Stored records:

################

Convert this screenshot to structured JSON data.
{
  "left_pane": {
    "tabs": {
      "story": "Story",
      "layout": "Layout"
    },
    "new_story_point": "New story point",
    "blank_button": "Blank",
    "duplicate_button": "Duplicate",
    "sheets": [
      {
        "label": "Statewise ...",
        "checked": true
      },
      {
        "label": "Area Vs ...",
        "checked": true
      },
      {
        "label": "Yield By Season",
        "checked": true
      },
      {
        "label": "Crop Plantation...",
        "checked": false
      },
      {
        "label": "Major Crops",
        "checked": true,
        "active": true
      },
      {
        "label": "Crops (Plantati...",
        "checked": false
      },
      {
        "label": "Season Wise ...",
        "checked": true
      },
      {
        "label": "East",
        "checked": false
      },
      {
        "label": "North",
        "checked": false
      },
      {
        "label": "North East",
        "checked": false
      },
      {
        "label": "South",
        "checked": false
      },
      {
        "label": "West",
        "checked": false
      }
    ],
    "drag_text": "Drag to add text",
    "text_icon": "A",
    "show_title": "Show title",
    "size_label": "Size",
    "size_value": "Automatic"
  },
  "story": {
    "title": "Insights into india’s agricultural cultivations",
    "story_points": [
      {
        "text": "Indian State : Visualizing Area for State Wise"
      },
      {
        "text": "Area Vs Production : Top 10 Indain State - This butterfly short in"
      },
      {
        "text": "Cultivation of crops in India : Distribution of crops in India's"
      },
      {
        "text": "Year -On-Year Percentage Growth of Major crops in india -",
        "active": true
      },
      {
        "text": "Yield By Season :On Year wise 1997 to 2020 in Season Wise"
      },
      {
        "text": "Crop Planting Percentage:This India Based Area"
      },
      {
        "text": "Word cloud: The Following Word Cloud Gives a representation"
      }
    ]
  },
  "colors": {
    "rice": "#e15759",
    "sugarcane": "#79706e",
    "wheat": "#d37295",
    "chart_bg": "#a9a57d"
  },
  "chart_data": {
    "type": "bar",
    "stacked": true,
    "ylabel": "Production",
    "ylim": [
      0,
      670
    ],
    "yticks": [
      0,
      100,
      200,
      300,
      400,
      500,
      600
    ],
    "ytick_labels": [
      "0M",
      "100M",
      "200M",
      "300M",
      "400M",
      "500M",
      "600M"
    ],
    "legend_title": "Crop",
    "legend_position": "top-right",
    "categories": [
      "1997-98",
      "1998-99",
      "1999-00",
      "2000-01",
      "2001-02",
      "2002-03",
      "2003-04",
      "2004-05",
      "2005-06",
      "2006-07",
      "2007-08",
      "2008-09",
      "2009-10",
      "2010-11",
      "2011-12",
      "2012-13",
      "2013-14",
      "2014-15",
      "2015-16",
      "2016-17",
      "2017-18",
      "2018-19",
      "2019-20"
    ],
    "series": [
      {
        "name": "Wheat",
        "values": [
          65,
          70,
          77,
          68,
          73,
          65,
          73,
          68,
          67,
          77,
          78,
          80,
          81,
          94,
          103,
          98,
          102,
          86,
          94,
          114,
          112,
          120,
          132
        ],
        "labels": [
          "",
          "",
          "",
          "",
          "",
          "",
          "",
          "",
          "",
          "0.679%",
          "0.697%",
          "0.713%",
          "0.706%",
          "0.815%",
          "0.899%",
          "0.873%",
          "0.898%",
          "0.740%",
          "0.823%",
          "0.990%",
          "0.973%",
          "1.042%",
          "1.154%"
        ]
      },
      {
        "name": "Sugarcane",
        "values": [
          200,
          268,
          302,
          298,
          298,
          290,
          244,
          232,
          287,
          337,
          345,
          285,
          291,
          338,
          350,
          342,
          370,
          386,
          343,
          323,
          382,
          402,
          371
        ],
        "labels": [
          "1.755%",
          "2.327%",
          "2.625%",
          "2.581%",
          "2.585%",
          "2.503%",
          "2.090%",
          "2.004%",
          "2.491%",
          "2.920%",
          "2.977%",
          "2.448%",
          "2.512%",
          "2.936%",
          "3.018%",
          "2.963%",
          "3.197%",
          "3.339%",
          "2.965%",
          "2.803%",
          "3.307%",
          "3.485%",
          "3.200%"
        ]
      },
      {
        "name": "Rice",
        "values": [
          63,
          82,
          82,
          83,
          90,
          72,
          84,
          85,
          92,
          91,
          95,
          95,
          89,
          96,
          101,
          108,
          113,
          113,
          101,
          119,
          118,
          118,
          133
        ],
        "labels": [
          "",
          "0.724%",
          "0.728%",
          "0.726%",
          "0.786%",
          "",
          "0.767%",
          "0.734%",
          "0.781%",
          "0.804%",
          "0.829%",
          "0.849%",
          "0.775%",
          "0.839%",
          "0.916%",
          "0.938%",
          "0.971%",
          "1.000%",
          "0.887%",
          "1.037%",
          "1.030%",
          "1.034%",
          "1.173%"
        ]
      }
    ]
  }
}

################

### Work required
Make an exact copy of the records.

### Exercise result
Convert this screenshot to structured JSON data.
{
  "left_pane": {
    "tabs": {
      "story": "Story",
      "layout": "Layout"
    },
    "new_story_point": "New story point",
    "blank_button": "Blank",
    "duplicate_button": "Duplicate",
    "sheets": [
      {
        "label": "Statewise ...",
        "checked": true
      },
      {
        "label": "Area Vs ...",
        "checked": true
      },
      {
        "label": "Yield By Season",
        "checked": true
      },
      {
        "label": "Crop Plantation...",
        "checked": false
      },
      {
        "label": "Major Crops",
        "checked": true,
        "active": true
      },
      {
        "label": "Crops (Plantati...",
        "checked": false
      },
      {
        "label": "Season Wise ...",
        "checked": true
      },
      {
        "label": "East",
        "checked": false
      },
      {
        "label": "North",
        "checked": false
      },
      {
        "label": "North East",
        "checked": false
      },
      {
        "label": "South",
        "checked": false
      },
      {
        "label": "West",
        "checked": false
      }
    ],
    "drag_text": "Drag to add text",
    "text_icon": "A",
    "show_title": "Show title",
    "size_label": "Size",
    "size_value": "Automatic"
  },
  "story": {
    "title": "Insights into india’s agricultural cultivations",
    "story_points": [
      {
        "text": "Indian State : Visualizing Area for State Wise"
      },
      {
        "text": "Area Vs Production : Top 10 Indain State - This butterfly short in"
      },
      {
        "text": "Cultivation of crops in India : Distribution of crops in India's"
      },
      {
        "text": "Year -On-Year Percentage Growth of Major crops in india -",
        "active": true
      },
      {
        "text": "Yield By Season :On Year wise 1997 to 2020 in Season Wise"
      },
      {
        "text": "Crop Planting Percentage:This India Based Area"
      },
      {
        "text": "Word cloud: The Following Word Cloud Gives a representation"
      }
    ]
  },
  "colors": {
    "rice": "#e15759",
    "sugarcane": "#79706e",
    "wheat": "#d37295",
    "chart_bg": "#a9a57d"
  },
  "chart_data": {
    "type": "bar",
    "stacked": true,
    "ylabel": "Production",
    "ylim": [
      0,
      670
    ],
    "yticks": [
      0,
      100,
      200,
      300,
      400,
      500,
      600
    ],
    "ytick_labels": [
      "0M",
      "100M",
      "200M",
      "300M",
      "400M",
      "500M",
      "600M"
    ],
    "legend_title": "Crop",
    "legend_position": "top-right",
    "categories": [
      "1997-98",
      "1998-99",
      "1999-00",
      "2000-01",
      "2001-02",
      "2002-03",
      "2003-04",
      "2004-05",
      "2005-06",
      "2006-07",
      "2007-08",
      "2008-09",
      "2009-10",
      "2010-11",
      "2011-12",
      "2012-13",
      "2013-14",
      "2014-15",
      "2015-16",
      "2016-17",
      "2017-18",
      "2018-19",
      "2019-20"
    ],
    "series": [
      {
        "name": "Wheat",
        "values": [
          65,
          70,
          77,
          68,
          73,
          65,
          73,
          68,
          67,
          77,
          78,
          80,
          81,
          94,
          103,
          98,
          102,
          86,
          94,
          114,
          112,
          120,
          132
        ],
        "labels": [
          "",
          "",
          "",
          "",
          "",
          "",
          "",
          "",
          "",
          "0.679%",
          "0.697%",
          "0.713%",
          "0.706%",
          "0.815%",
          "0.899%",
          "0.873%",
          "0.898%",
          "0.740%",
          "0.823%",
          "0.990%",
          "0.973%",
          "1.042%",
          "1.154%"
        ]
      },
      {
        "name": "Sugarcane",
        "values": [
          200,
          268,
          302,
          298,
          298,
          290,
          244,
          232,
          287,
          337,
          345,
          285,
          291,
          338,
          350,
          342,
          370,
          386,
          343,
          323,
          382,
          402,
          371
        ],
        "labels": [
          "1.755%",
          "2.327%",
          "2.625%",
          "2.581%",
          "2.585%",
          "2.503%",
          "2.090%",
          "2.004%",
          "2.491%",
          "2.920%",
          "2.977%",
          "2.448%",
          "2.512%",
          "2.936%",
          "3.018%",
          "2.963%",
          "3.197%",
          "3.339%",
          "2.965%",
          "2.803%",
          "3.307%",
          "3.485%",
          "3.200%"
        ]
      },
      {
        "name": "Rice",
        "values": [
          63,
          82,
          82,
          83,
          90,
          72,
          84,
          85,
          92,
          91,
          95,
          95,
          89,
          96,
          101,
          108,
          113,
          113,
          101,
          119,
          118,
          118,
          133
        ],
        "labels": [
          "",
          "0.724%",
          "0.728%",
          "0.726%",
          "0.786%",
          "",
          "0.767%",
          "0.734%",
          "0.781%",
          "0.804%",
          "0.829%",
          "0.849%",
          "0.775%",
          "0.839%",
          "0.916%",
          "0.938%",
          "0.971%",
          "1.000%",
          "0.887%",
          "1.037%",
          "1.030%",
          "1.034%",
          "1.173%"
        ]
      }
    ]
  }
}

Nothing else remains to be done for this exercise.